*What you need to do:* Of all the lines in the data below, how many contain "screenshot"? Report that number alone.

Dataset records
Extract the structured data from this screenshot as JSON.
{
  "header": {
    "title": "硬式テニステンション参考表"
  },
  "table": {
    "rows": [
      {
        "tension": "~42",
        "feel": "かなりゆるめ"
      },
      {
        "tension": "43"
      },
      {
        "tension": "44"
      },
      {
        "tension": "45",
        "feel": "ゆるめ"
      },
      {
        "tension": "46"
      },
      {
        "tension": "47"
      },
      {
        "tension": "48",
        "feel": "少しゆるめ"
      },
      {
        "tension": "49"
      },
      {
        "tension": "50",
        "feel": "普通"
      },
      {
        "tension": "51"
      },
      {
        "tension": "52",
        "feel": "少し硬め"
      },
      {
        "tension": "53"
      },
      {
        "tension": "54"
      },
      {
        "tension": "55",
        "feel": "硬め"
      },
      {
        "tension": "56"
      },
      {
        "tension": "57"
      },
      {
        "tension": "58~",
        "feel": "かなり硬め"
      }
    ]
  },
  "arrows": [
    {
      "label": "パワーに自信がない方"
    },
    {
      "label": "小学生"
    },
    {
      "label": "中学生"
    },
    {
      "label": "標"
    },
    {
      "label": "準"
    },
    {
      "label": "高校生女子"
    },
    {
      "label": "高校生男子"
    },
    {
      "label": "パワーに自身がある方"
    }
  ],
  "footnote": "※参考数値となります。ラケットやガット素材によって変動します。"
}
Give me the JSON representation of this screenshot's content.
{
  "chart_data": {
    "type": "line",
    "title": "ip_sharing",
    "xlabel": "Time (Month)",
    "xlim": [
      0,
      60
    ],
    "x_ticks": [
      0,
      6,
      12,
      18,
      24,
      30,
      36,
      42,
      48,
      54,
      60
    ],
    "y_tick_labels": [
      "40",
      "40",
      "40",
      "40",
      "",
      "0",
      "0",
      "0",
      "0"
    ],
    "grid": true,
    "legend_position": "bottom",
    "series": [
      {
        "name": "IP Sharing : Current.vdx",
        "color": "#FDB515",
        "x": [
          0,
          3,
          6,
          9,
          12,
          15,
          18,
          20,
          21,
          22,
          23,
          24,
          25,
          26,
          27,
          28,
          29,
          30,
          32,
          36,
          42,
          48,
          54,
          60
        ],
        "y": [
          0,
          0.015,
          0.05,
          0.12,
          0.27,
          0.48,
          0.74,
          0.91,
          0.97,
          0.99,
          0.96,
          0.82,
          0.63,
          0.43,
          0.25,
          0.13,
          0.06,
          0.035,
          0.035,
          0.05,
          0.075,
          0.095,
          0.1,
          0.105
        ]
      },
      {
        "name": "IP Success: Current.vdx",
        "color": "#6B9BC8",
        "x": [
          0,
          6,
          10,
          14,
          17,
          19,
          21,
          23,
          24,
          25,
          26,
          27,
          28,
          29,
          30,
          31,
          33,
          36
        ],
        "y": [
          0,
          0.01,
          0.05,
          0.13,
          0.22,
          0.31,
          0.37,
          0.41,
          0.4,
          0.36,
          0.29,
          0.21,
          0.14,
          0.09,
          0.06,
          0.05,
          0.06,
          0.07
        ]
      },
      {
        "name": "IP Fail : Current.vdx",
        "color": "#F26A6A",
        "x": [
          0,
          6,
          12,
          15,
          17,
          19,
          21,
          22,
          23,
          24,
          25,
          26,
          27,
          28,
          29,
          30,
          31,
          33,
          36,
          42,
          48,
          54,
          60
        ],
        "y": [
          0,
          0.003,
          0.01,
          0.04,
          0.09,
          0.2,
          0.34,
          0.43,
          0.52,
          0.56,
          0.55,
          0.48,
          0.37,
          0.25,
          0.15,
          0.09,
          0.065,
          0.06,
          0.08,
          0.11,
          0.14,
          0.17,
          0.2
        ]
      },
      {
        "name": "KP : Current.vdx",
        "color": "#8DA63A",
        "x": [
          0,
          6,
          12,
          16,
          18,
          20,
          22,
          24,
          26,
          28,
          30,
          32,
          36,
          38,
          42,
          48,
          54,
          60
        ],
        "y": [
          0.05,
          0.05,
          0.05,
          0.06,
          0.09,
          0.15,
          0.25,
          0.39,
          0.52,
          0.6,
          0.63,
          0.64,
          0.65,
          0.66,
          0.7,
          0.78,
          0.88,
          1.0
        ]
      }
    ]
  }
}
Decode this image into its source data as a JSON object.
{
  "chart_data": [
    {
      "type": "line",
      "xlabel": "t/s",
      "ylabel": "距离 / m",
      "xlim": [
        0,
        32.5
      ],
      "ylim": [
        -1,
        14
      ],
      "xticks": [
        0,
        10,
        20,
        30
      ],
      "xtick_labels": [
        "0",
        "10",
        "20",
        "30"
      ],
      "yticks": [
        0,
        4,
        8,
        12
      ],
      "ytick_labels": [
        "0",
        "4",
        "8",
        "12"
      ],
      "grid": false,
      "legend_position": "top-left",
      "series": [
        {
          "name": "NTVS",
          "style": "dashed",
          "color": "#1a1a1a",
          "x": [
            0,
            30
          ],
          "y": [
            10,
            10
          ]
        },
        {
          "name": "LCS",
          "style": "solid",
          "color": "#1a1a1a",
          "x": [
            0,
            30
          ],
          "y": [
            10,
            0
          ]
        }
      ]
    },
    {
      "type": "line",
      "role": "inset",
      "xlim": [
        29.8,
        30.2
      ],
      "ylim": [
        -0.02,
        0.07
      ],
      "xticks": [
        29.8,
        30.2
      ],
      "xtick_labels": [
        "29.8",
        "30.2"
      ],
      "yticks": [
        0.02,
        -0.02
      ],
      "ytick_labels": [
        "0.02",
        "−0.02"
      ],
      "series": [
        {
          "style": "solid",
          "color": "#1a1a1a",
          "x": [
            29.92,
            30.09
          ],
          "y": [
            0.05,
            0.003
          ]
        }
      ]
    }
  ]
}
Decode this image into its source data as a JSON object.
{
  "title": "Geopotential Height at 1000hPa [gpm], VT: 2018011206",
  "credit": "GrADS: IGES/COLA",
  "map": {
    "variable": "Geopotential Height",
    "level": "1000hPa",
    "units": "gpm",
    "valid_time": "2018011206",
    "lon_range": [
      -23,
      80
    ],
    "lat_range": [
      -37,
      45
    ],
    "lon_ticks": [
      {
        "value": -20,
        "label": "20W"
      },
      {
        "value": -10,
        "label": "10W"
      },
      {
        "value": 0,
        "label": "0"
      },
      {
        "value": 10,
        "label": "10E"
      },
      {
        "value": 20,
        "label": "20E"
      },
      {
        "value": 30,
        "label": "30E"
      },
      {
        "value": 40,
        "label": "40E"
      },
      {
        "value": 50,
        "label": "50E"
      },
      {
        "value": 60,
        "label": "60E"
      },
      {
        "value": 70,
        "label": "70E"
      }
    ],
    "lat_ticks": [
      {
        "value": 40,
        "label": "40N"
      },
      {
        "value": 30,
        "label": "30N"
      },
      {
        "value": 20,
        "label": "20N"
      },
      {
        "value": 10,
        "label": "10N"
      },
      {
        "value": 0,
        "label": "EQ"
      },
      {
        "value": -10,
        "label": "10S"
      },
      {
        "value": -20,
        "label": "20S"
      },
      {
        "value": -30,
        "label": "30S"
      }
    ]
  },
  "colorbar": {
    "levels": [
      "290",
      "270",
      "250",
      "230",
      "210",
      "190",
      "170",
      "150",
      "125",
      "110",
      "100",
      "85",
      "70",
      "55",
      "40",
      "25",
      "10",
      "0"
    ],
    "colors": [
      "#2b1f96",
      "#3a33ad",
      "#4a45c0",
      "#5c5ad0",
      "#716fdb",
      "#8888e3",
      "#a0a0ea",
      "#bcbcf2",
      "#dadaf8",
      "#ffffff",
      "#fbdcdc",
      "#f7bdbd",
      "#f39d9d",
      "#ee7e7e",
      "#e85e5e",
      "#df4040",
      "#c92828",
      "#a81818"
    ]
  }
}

*Full response:* 2